══ SUPPLIED MATERIAL
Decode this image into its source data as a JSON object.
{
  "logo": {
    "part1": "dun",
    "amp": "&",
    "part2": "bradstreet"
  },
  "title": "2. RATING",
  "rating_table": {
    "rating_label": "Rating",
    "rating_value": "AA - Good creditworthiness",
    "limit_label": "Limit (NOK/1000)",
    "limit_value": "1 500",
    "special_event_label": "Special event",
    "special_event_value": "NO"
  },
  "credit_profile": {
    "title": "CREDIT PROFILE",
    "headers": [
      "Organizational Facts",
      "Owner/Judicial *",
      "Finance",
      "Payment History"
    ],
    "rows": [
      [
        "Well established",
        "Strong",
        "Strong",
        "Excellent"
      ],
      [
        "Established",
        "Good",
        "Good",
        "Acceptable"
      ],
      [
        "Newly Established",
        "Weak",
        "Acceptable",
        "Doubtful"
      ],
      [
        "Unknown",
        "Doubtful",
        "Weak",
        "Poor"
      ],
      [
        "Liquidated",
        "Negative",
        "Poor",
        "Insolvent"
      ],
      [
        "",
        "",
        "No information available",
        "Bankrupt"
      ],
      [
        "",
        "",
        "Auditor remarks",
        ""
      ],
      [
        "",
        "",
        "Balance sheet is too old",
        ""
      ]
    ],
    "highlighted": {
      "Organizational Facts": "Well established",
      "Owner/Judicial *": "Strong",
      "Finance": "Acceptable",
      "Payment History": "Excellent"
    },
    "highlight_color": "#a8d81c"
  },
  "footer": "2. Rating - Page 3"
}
════
══ SUPPLIED MATERIAL
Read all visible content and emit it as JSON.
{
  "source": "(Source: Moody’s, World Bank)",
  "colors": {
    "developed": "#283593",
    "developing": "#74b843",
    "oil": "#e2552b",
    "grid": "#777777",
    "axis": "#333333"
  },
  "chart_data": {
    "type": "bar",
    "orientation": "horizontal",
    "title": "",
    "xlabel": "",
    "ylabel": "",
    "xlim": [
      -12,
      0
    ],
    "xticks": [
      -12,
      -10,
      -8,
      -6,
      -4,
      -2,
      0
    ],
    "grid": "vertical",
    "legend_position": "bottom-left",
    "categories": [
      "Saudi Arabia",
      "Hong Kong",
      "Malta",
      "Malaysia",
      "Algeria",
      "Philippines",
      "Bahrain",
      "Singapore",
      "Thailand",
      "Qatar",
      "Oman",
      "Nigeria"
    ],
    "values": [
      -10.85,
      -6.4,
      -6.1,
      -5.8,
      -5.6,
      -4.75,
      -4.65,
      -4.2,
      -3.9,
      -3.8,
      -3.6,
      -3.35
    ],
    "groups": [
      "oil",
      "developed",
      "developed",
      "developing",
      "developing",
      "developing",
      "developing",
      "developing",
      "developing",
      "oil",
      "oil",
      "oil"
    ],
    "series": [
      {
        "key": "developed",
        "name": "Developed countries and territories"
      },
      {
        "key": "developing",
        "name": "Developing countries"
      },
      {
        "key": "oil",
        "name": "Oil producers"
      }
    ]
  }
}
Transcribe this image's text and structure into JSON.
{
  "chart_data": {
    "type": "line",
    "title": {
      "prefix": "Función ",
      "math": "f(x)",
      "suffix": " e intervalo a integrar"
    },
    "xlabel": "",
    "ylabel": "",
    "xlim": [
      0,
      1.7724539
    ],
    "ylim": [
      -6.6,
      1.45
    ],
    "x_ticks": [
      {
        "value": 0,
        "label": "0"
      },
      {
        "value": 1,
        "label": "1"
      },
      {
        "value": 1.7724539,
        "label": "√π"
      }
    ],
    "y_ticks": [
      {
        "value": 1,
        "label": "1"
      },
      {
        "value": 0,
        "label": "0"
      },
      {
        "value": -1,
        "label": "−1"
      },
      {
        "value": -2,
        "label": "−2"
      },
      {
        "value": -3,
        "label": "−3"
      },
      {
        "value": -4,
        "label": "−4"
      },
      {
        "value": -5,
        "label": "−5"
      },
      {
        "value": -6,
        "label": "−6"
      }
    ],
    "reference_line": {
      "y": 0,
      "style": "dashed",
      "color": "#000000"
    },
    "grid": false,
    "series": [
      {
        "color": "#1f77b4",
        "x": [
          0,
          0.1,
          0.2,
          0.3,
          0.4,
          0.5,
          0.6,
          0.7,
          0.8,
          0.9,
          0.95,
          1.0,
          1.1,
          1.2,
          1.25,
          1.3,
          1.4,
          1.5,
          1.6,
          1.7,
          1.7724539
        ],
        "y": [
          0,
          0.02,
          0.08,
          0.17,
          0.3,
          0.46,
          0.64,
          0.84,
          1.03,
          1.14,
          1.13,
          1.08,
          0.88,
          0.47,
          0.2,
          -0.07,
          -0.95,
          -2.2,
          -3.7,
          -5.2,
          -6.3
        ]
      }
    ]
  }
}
════
══ SUPPLIED MATERIAL
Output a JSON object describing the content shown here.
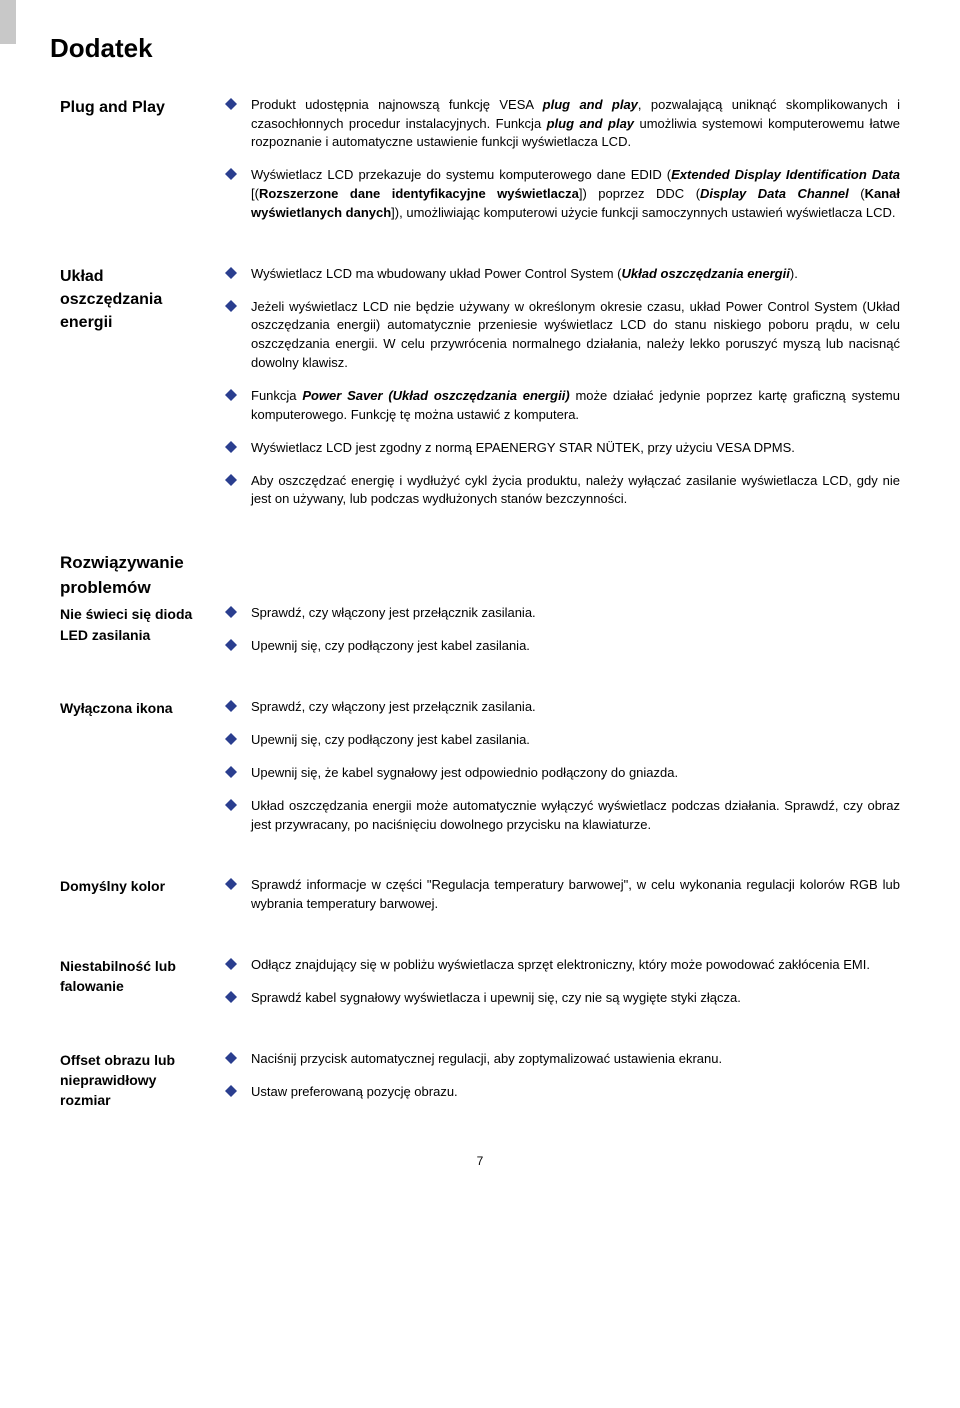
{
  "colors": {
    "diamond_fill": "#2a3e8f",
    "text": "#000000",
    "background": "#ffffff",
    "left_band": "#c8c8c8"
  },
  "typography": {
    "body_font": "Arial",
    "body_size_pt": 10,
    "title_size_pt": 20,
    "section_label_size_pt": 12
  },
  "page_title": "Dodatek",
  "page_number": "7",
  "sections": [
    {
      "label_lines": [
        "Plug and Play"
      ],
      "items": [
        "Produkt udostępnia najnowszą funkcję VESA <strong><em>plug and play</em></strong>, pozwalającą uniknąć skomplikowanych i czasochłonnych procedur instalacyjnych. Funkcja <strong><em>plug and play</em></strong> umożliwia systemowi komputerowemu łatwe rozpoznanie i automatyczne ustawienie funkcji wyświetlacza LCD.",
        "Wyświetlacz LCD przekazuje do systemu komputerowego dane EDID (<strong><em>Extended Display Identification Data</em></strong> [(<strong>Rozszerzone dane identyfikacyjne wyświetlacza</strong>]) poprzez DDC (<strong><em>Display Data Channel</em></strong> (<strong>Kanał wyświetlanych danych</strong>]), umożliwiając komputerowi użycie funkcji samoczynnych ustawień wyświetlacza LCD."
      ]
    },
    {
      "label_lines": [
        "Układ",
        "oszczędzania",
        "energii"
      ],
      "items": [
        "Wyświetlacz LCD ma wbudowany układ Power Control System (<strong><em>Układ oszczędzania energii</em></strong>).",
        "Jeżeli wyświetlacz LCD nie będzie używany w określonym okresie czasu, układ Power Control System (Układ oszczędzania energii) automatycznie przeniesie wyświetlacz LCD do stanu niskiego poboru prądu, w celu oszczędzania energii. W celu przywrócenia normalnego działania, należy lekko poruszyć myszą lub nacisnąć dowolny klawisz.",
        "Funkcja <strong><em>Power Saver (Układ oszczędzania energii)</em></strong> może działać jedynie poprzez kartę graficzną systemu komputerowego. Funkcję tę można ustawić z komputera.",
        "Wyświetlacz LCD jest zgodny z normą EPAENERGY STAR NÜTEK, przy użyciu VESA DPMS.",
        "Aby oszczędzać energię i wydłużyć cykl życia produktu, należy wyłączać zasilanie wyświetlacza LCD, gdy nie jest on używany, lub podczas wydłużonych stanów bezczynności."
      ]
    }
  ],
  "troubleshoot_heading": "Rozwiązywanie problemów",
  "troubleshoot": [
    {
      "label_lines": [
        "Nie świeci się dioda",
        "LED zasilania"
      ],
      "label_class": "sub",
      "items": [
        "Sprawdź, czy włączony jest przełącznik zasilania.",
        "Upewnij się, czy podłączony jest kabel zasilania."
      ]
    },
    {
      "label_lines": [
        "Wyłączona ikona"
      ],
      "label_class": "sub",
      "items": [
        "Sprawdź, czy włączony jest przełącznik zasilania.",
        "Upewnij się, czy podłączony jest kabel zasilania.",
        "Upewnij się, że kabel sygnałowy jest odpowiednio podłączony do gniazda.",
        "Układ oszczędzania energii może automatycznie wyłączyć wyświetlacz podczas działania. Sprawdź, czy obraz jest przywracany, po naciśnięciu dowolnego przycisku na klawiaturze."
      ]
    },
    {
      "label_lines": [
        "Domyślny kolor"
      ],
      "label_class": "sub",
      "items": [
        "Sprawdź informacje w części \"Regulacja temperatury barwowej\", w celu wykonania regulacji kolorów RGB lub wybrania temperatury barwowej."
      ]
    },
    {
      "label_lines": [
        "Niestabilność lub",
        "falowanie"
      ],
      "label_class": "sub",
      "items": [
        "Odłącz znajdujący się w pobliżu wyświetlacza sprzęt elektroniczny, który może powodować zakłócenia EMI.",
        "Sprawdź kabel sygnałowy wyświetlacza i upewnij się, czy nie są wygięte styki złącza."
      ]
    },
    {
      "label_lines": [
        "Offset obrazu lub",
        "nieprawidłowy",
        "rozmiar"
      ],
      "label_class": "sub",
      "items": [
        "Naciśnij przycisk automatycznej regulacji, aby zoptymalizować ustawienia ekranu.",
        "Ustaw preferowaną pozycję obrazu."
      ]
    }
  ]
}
════
*WRITTEN REQUEST*. Scan the data above; copy every line where "sygnałowy" appears.

*ANSWER IN FULL*.
        "Upewnij się, że kabel sygnałowy jest odpowiednio podłączony do gniazda.",
        "Sprawdź kabel sygnałowy wyświetlacza i upewnij się, czy nie są wygięte styki złącza."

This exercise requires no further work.